## AIM
Pick out the lines containing "Üzleti".
-- START DATASET EXCERPTS --
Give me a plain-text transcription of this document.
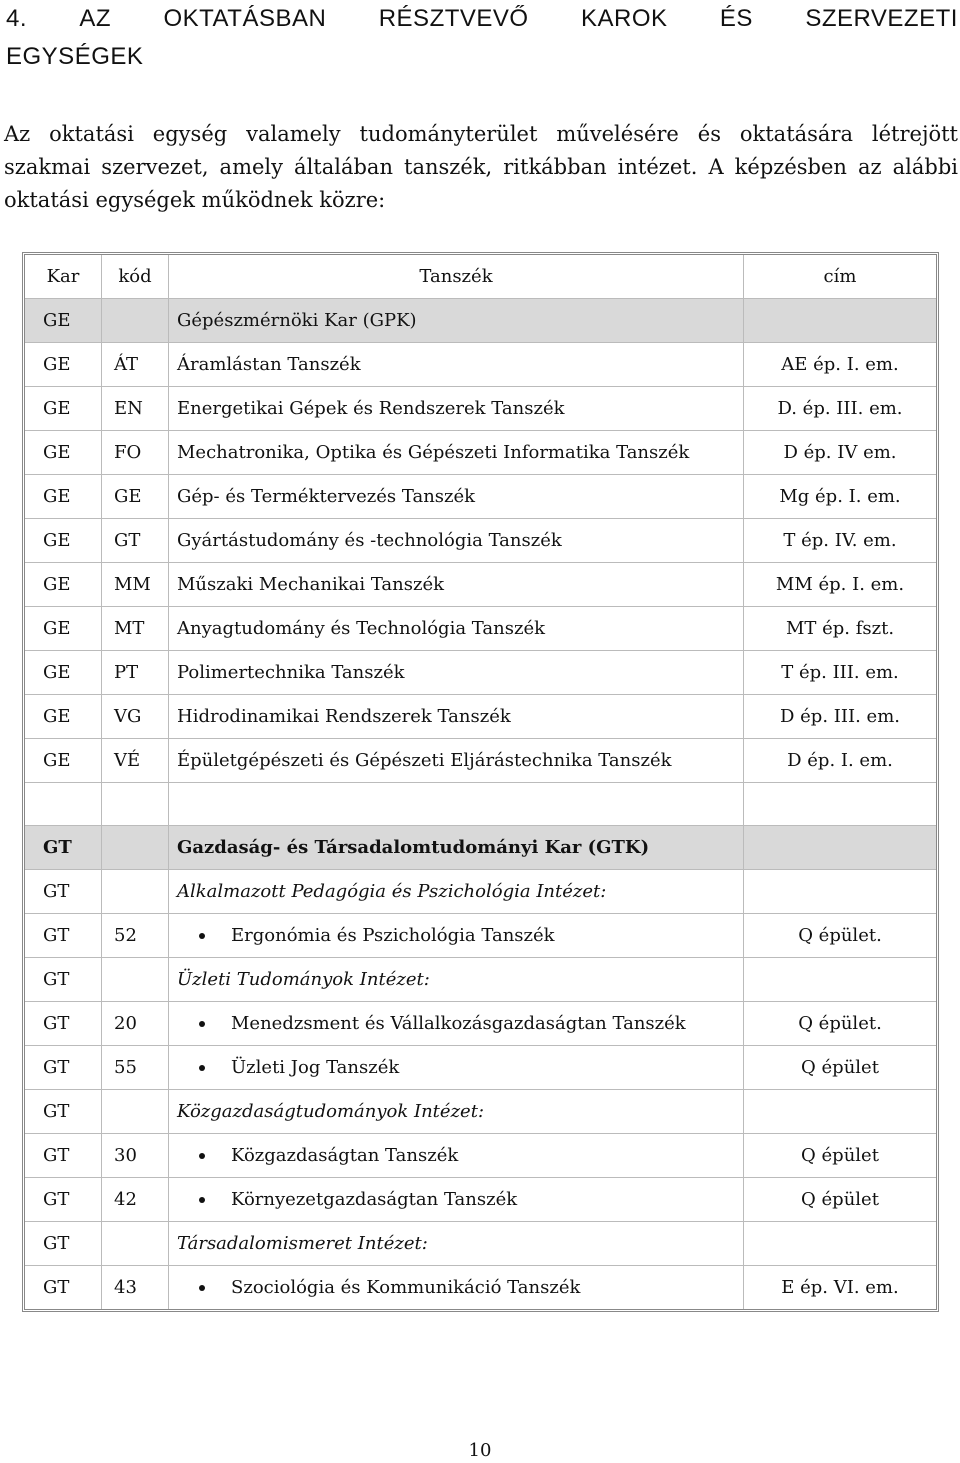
4. AZ OKTATÁSBAN RÉSZTVEVŐ KAROK ÉS SZERVEZETI
EGYSÉGEK
Az oktatási egység valamely tudományterület művelésére és oktatására létrejött
szakmai szervezet, amely általában tanszék, ritkábban intézet. A képzésben az alábbi
oktatási egységek működnek közre:
Kar	kód	Tanszék	cím
GE		Gépészmérnöki Kar (GPK)	
GE	ÁT	Áramlástan Tanszék	AE ép. I. em.
GE	EN	Energetikai Gépek és Rendszerek Tanszék	D. ép. III. em.
GE	FO	Mechatronika, Optika és Gépészeti Informatika Tanszék	D ép. IV em.
GE	GE	Gép- és Terméktervezés Tanszék	Mg ép. I. em.
GE	GT	Gyártástudomány és -technológia Tanszék	T ép. IV. em.
GE	MM	Műszaki Mechanikai Tanszék	MM ép. I. em.
GE	MT	Anyagtudomány és Technológia Tanszék	MT ép. fszt.
GE	PT	Polimertechnika Tanszék	T ép. III. em.
GE	VG	Hidrodinamikai Rendszerek Tanszék	D ép. III. em.
GE	VÉ	Épületgépészeti és Gépészeti Eljárástechnika Tanszék	D ép. I. em.

GT		Gazdaság- és Társadalomtudományi Kar (GTK)	
GT		Alkalmazott Pedagógia és Pszichológia Intézet:	
GT	52	Ergonómia és Pszichológia Tanszék	Q épület.
GT		Üzleti Tudományok Intézet:	
GT	20	Menedzsment és Vállalkozásgazdaságtan Tanszék	Q épület.
GT	55	Üzleti Jog Tanszék	Q épület
GT		Közgazdaságtudományok Intézet:	
GT	30	Közgazdaságtan Tanszék	Q épület
GT	42	Környezetgazdaságtan Tanszék	Q épület
GT		Társadalomismeret Intézet:	
GT	43	Szociológia és Kommunikáció Tanszék	E ép. VI. em.
10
-- END DATASET EXCERPTS --
## EXERCISE SOLUTION
GT		Üzleti Tudományok Intézet:	
GT	55	Üzleti Jog Tanszék	Q épület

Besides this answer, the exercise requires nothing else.